IL FENOMENO DEI FAN VILLAGE. IMPLICAZIONI “POP” DEI FOOTBALL CLUB-BRAND ITALIANI
(di Manuele Iorio)* – I ritiri delle squadre di calcio rappresentano oggi il momento più importante della preparazione da parte dei club in vista della nuova stagione sportiva.
Ma ancora di più rappresentano il periodo dell’anno in cui i tifosi possono sognare ad occhi aperti senza vincoli asfissianti di risultati e malumori post domenicali per una sconfitta.
Almeno per gli ultimi 40 anni di calcio, vivere il periodo del ritiro è stato anche la descrizione di un’epoca di racconti leggendari ed aneddoti memorabili, legati a questo e a quel calciatore, che si tramandano nei racconti da nonno nipote con la complicità di addetti lavori o giornalisti.
A cementare questo scrigno di valori è sempre stato lo sconfinato amore da parte dei tifosi per la propria squadra del cuore: tifosi e non clienti, squadra del cuore e non club. Ondate di trasudanti famiglie partite dalle calde città italiane giungevano nel corso dei decenni a popolare le località di montagna per la felicità dei ristoratori e albergatori dei paesi di montagna.
Tifosi che nulla erano che il popolo italiano con le sue mille sfaccettature costituite dai diversi campanilismi, che coglievano l’occasione di fare una vacanza “all’aria fresca” e coltivare il sogno di un autografo da collezione prima e di un selfie da condividere sui social ora.

ESERCIZIO SCRITTO 1 => Presenta sotto forma di elenco numerato le righe del dataset, dalla prima giù fino alla riga che contiene "panel-title: Service Requests", entrambe comprese. Tralascia le righe vuote.

RIGHE DEL DATASET =>
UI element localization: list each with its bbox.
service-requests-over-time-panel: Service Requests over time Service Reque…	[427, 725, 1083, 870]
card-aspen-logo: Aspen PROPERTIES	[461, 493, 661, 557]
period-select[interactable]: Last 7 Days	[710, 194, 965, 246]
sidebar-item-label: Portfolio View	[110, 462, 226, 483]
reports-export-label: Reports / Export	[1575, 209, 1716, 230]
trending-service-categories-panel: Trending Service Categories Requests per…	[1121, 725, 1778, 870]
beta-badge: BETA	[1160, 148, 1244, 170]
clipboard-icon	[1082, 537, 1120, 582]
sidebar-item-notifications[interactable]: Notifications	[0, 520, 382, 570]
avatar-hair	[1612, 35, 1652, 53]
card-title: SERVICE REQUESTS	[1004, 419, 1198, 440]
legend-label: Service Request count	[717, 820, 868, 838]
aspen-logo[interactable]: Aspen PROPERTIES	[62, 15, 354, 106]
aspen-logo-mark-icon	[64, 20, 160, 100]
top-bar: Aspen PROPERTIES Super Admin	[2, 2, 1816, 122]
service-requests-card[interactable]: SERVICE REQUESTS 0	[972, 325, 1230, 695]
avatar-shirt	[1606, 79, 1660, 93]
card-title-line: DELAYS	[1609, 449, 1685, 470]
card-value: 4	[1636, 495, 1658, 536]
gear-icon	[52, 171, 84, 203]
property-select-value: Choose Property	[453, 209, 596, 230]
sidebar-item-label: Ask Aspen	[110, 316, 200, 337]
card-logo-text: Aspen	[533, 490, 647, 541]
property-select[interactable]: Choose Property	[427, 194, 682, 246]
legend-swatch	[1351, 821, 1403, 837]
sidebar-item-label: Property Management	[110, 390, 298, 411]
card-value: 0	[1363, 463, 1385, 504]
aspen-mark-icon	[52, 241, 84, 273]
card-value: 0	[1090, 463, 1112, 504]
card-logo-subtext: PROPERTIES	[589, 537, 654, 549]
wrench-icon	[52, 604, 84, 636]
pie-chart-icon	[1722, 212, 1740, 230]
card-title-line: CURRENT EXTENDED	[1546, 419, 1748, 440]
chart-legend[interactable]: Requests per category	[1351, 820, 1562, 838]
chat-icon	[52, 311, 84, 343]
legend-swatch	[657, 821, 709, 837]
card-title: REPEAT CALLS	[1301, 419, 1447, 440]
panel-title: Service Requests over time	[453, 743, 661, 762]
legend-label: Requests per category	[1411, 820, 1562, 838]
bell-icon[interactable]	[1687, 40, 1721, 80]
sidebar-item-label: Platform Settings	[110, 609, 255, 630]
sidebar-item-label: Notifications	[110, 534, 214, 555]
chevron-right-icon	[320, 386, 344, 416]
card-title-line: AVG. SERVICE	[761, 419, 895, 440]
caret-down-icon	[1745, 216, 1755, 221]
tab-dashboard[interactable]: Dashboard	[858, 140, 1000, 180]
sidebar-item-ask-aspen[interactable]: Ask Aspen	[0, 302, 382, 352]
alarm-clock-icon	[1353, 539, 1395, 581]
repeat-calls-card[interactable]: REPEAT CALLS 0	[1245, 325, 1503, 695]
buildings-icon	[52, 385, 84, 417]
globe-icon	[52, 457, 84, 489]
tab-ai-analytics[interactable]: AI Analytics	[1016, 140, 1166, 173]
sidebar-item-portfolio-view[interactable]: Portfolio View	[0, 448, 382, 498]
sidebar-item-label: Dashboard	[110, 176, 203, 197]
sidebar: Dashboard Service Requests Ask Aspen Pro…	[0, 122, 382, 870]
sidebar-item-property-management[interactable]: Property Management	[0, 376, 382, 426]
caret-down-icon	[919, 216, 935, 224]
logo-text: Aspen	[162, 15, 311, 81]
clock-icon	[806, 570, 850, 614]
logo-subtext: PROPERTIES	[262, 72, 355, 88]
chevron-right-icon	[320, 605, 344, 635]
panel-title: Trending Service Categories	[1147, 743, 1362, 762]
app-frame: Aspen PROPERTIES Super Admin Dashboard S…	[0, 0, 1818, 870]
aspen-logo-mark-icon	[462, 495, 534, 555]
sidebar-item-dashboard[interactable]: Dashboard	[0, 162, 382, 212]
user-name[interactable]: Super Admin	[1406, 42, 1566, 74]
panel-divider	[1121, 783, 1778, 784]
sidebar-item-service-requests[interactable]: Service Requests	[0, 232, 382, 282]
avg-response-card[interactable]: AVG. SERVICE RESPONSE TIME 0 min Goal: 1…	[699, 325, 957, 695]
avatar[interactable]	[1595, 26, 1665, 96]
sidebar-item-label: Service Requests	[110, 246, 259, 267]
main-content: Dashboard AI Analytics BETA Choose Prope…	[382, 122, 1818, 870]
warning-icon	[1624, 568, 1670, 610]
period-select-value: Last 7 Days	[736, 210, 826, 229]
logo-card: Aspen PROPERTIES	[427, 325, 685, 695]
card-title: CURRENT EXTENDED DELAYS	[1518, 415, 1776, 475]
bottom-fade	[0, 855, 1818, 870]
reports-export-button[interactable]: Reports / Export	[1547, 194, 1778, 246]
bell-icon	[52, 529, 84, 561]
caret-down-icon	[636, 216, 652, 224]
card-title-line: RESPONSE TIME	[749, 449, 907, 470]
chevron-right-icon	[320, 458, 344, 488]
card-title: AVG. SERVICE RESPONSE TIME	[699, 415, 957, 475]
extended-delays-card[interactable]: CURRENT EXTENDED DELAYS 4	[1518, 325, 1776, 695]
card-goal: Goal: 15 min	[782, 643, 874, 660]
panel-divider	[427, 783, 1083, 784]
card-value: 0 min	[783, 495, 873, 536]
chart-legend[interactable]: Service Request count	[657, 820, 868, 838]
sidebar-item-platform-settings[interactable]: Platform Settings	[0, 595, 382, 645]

ESERCIZIO SCRITTO 2 => Nel testo sui ritiri delle squadre di calcio, per quale motivo il periodo del ritiro consente ai tifosi di sognare ad occhi aperti?

RISPOSTA CORRETTA 1 =>
1. UI element localization: list each with its bbox.
2. service-requests-over-time-panel: Service Requests over time Service Reque…	[427, 725, 1083, 870]
3. card-aspen-logo: Aspen PROPERTIES	[461, 493, 661, 557]
4. period-select[interactable]: Last 7 Days	[710, 194, 965, 246]
5. sidebar-item-label: Portfolio View	[110, 462, 226, 483]
6. reports-export-label: Reports / Export	[1575, 209, 1716, 230]
7. trending-service-categories-panel: Trending Service Categories Requests per…	[1121, 725, 1778, 870]
8. beta-badge: BETA	[1160, 148, 1244, 170]
9. clipboard-icon	[1082, 537, 1120, 582]
10. sidebar-item-notifications[interactable]: Notifications	[0, 520, 382, 570]
11. avatar-hair	[1612, 35, 1652, 53]
12. card-title: SERVICE REQUESTS	[1004, 419, 1198, 440]
13. legend-label: Service Request count	[717, 820, 868, 838]
14. aspen-logo[interactable]: Aspen PROPERTIES	[62, 15, 354, 106]
15. aspen-logo-mark-icon	[64, 20, 160, 100]
16. top-bar: Aspen PROPERTIES Super Admin	[2, 2, 1816, 122]
17. service-requests-card[interactable]: SERVICE REQUESTS 0	[972, 325, 1230, 695]
18. avatar-shirt	[1606, 79, 1660, 93]
19. card-title-line: DELAYS	[1609, 449, 1685, 470]
20. card-value: 4	[1636, 495, 1658, 536]
21. gear-icon	[52, 171, 84, 203]
22. property-select-value: Choose Property	[453, 209, 596, 230]
23. sidebar-item-label: Ask Aspen	[110, 316, 200, 337]
24. card-logo-text: Aspen	[533, 490, 647, 541]
25. property-select[interactable]: Choose Property	[427, 194, 682, 246]
26. legend-swatch	[1351, 821, 1403, 837]
27. sidebar-item-label: Property Management	[110, 390, 298, 411]
28. card-value: 0	[1363, 463, 1385, 504]
29. aspen-mark-icon	[52, 241, 84, 273]
30. card-value: 0	[1090, 463, 1112, 504]
31. card-logo-subtext: PROPERTIES	[589, 537, 654, 549]
32. wrench-icon	[52, 604, 84, 636]
33. pie-chart-icon	[1722, 212, 1740, 230]
34. card-title-line: CURRENT EXTENDED	[1546, 419, 1748, 440]
35. chart-legend[interactable]: Requests per category	[1351, 820, 1562, 838]
36. chat-icon	[52, 311, 84, 343]
37. legend-swatch	[657, 821, 709, 837]
38. card-title: REPEAT CALLS	[1301, 419, 1447, 440]
39. panel-title: Service Requests over time	[453, 743, 661, 762]

RISPOSTA CORRETTA 2 => Durante il ritiro i tifosi possono sognare perché non ci sono i vincoli asfissianti dei risultati. Mancano anche i malumori post domenicali dovuti a una sconfitta.